(Data extracted from a collection)
* * * * * * * * *
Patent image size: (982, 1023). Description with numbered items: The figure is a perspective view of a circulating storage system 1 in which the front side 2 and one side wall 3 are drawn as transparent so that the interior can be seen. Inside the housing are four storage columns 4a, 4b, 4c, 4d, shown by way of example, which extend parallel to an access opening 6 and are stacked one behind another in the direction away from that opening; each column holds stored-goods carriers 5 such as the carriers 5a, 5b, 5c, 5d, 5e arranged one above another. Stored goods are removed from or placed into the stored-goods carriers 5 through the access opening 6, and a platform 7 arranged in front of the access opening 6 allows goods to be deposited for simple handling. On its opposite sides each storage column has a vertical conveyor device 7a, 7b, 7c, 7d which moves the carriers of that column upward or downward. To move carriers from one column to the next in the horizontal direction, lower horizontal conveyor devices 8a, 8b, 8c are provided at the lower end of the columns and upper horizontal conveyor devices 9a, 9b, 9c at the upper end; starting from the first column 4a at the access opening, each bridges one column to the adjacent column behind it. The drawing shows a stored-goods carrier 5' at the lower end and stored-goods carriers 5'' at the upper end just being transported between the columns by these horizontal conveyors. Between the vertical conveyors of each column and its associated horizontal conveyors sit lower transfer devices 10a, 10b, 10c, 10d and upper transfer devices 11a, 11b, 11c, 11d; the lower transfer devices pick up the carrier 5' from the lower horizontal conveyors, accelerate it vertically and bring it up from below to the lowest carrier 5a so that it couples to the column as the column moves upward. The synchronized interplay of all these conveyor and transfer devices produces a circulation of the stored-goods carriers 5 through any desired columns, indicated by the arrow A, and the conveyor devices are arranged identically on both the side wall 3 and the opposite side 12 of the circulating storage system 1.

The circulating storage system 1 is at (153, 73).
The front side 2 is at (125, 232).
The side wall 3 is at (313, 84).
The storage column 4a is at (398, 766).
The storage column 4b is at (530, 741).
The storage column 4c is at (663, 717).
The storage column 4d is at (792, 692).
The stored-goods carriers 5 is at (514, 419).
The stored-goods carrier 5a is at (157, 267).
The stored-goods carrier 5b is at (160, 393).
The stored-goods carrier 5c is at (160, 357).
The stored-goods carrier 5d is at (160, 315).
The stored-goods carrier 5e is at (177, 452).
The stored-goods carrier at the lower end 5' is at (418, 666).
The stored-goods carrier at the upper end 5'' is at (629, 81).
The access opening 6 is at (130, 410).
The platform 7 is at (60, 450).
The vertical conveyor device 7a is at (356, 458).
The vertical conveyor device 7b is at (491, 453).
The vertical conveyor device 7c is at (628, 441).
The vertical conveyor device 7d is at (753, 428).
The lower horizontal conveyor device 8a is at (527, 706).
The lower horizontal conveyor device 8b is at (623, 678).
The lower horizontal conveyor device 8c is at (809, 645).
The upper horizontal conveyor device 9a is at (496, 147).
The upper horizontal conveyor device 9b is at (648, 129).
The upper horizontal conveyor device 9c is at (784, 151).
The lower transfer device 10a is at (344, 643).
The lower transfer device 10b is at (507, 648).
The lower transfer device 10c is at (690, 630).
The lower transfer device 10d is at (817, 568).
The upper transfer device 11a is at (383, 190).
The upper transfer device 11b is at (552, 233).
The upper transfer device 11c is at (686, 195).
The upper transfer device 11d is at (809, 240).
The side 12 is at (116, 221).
* * * * * * * * *
◆ DIRECTIONS FOR THIS TASK:
Copy the entire listing above word for word.

◆ THE COMPLETED TASK:
Patent image size: (982, 1023). Description with numbered items: The figure is a perspective view of a circulating storage system 1 in which the front side 2 and one side wall 3 are drawn as transparent so that the interior can be seen. Inside the housing are four storage columns 4a, 4b, 4c, 4d, shown by way of example, which extend parallel to an access opening 6 and are stacked one behind another in the direction away from that opening; each column holds stored-goods carriers 5 such as the carriers 5a, 5b, 5c, 5d, 5e arranged one above another. Stored goods are removed from or placed into the stored-goods carriers 5 through the access opening 6, and a platform 7 arranged in front of the access opening 6 allows goods to be deposited for simple handling. On its opposite sides each storage column has a vertical conveyor device 7a, 7b, 7c, 7d which moves the carriers of that column upward or downward. To move carriers from one column to the next in the horizontal direction, lower horizontal conveyor devices 8a, 8b, 8c are provided at the lower end of the columns and upper horizontal conveyor devices 9a, 9b, 9c at the upper end; starting from the first column 4a at the access opening, each bridges one column to the adjacent column behind it. The drawing shows a stored-goods carrier 5' at the lower end and stored-goods carriers 5'' at the upper end just being transported between the columns by these horizontal conveyors. Between the vertical conveyors of each column and its associated horizontal conveyors sit lower transfer devices 10a, 10b, 10c, 10d and upper transfer devices 11a, 11b, 11c, 11d; the lower transfer devices pick up the carrier 5' from the lower horizontal conveyors, accelerate it vertically and bring it up from below to the lowest carrier 5a so that it couples to the column as the column moves upward. The synchronized interplay of all these conveyor and transfer devices produces a circulation of the stored-goods carriers 5 through any desired columns, indicated by the arrow A, and the conveyor devices are arranged identically on both the side wall 3 and the opposite side 12 of the circulating storage system 1.

The circulating storage system 1 is at (153, 73).
The front side 2 is at (125, 232).
The side wall 3 is at (313, 84).
The storage column 4a is at (398, 766).
The storage column 4b is at (530, 741).
The storage column 4c is at (663, 717).
The storage column 4d is at (792, 692).
The stored-goods carriers 5 is at (514, 419).
The stored-goods carrier 5a is at (157, 267).
The stored-goods carrier 5b is at (160, 393).
The stored-goods carrier 5c is at (160, 357).
The stored-goods carrier 5d is at (160, 315).
The stored-goods carrier 5e is at (177, 452).
The stored-goods carrier at the lower end 5' is at (418, 666).
The stored-goods carrier at the upper end 5'' is at (629, 81).
The access opening 6 is at (130, 410).
The platform 7 is at (60, 450).
The vertical conveyor device 7a is at (356, 458).
The vertical conveyor device 7b is at (491, 453).
The vertical conveyor device 7c is at (628, 441).
The vertical conveyor device 7d is at (753, 428).
The lower horizontal conveyor device 8a is at (527, 706).
The lower horizontal conveyor device 8b is at (623, 678).
The lower horizontal conveyor device 8c is at (809, 645).
The upper horizontal conveyor device 9a is at (496, 147).
The upper horizontal conveyor device 9b is at (648, 129).
The upper horizontal conveyor device 9c is at (784, 151).
The lower transfer device 10a is at (344, 643).
The lower transfer device 10b is at (507, 648).
The lower transfer device 10c is at (690, 630).
The lower transfer device 10d is at (817, 568).
The upper transfer device 11a is at (383, 190).
The upper transfer device 11b is at (552, 233).
The upper transfer device 11c is at (686, 195).
The upper transfer device 11d is at (809, 240).
The side 12 is at (116, 221).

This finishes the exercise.